Gather, from the listing beneath this task, every line holding the string "count".

Begin

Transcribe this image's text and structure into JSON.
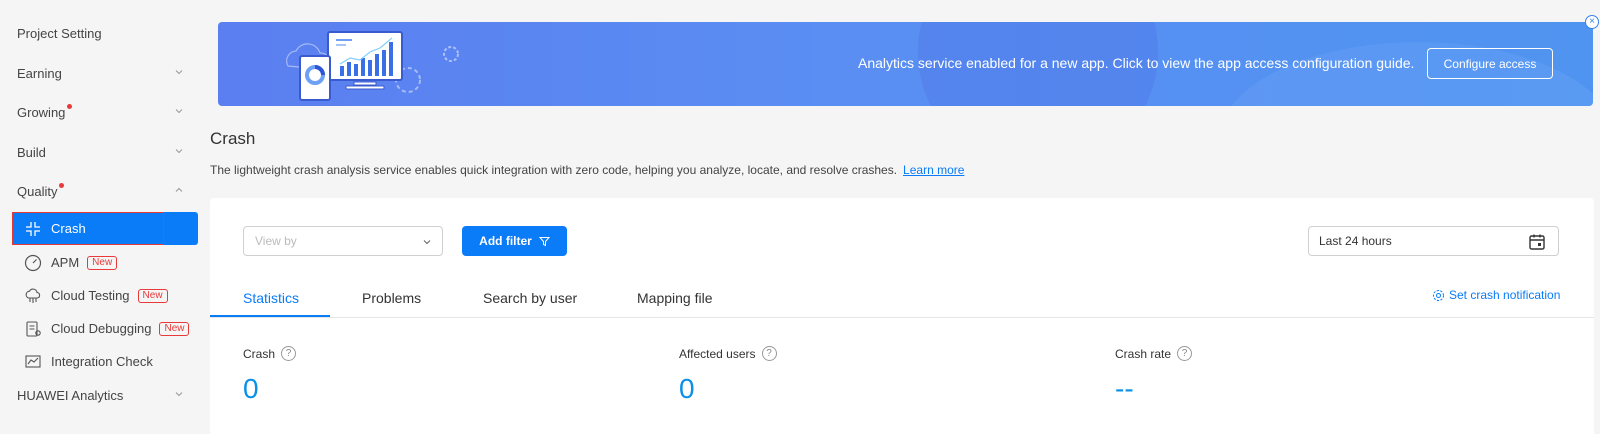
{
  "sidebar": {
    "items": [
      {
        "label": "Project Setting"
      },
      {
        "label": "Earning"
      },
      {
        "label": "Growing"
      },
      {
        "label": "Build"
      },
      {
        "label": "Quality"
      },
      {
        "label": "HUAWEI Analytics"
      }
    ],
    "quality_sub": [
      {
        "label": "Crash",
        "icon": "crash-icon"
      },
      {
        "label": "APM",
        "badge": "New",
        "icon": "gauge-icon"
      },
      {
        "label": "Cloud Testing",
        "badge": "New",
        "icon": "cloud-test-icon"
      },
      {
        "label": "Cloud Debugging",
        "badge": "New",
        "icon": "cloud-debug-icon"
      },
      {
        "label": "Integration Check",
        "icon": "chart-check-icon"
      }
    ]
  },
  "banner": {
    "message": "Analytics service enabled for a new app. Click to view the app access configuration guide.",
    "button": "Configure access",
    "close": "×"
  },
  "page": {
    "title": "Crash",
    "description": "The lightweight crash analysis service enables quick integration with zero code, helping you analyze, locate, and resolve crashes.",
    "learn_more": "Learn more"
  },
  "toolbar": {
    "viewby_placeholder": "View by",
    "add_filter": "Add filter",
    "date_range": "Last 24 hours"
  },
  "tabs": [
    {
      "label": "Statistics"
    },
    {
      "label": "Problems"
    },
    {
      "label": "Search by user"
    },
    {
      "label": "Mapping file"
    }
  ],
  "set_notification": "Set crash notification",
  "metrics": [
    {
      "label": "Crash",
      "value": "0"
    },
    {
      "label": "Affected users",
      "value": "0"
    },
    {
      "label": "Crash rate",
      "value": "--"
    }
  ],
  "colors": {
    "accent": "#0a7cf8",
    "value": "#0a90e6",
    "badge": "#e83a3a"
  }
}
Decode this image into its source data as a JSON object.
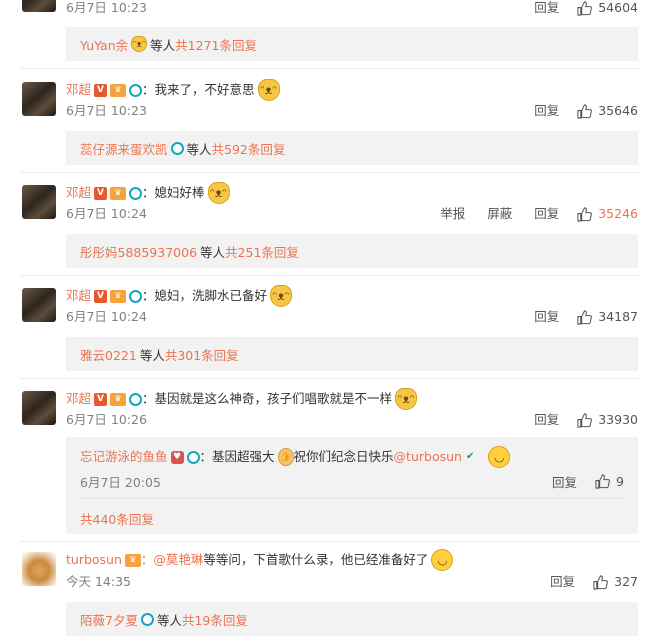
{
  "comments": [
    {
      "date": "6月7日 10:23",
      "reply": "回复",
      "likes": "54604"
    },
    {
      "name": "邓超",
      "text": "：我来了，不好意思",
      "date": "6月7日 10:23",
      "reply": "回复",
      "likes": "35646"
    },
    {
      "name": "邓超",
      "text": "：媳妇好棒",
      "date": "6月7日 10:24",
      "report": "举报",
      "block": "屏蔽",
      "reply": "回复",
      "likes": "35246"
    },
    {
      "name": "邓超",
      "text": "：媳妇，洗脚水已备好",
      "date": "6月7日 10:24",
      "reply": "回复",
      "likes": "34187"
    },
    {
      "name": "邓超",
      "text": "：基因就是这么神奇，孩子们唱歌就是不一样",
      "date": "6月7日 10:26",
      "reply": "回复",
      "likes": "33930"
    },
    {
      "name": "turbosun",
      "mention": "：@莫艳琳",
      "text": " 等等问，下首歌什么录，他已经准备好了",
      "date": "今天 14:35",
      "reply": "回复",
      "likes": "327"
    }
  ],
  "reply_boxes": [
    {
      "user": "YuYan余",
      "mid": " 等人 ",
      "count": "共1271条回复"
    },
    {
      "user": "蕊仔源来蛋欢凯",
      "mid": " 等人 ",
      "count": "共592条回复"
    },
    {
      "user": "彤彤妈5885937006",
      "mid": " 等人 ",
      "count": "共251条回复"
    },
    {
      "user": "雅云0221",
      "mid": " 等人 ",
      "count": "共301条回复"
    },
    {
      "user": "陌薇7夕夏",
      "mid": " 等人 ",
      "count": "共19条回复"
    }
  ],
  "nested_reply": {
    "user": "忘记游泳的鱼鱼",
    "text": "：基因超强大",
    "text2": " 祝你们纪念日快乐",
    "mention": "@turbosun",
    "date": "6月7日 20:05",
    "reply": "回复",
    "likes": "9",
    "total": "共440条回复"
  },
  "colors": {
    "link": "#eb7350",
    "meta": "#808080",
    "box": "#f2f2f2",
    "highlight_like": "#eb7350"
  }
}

End

■ Response below:
      "count": "共1271条回复"
      "count": "共592条回复"
      "count": "共251条回复"
      "count": "共301条回复"
      "count": "共19条回复"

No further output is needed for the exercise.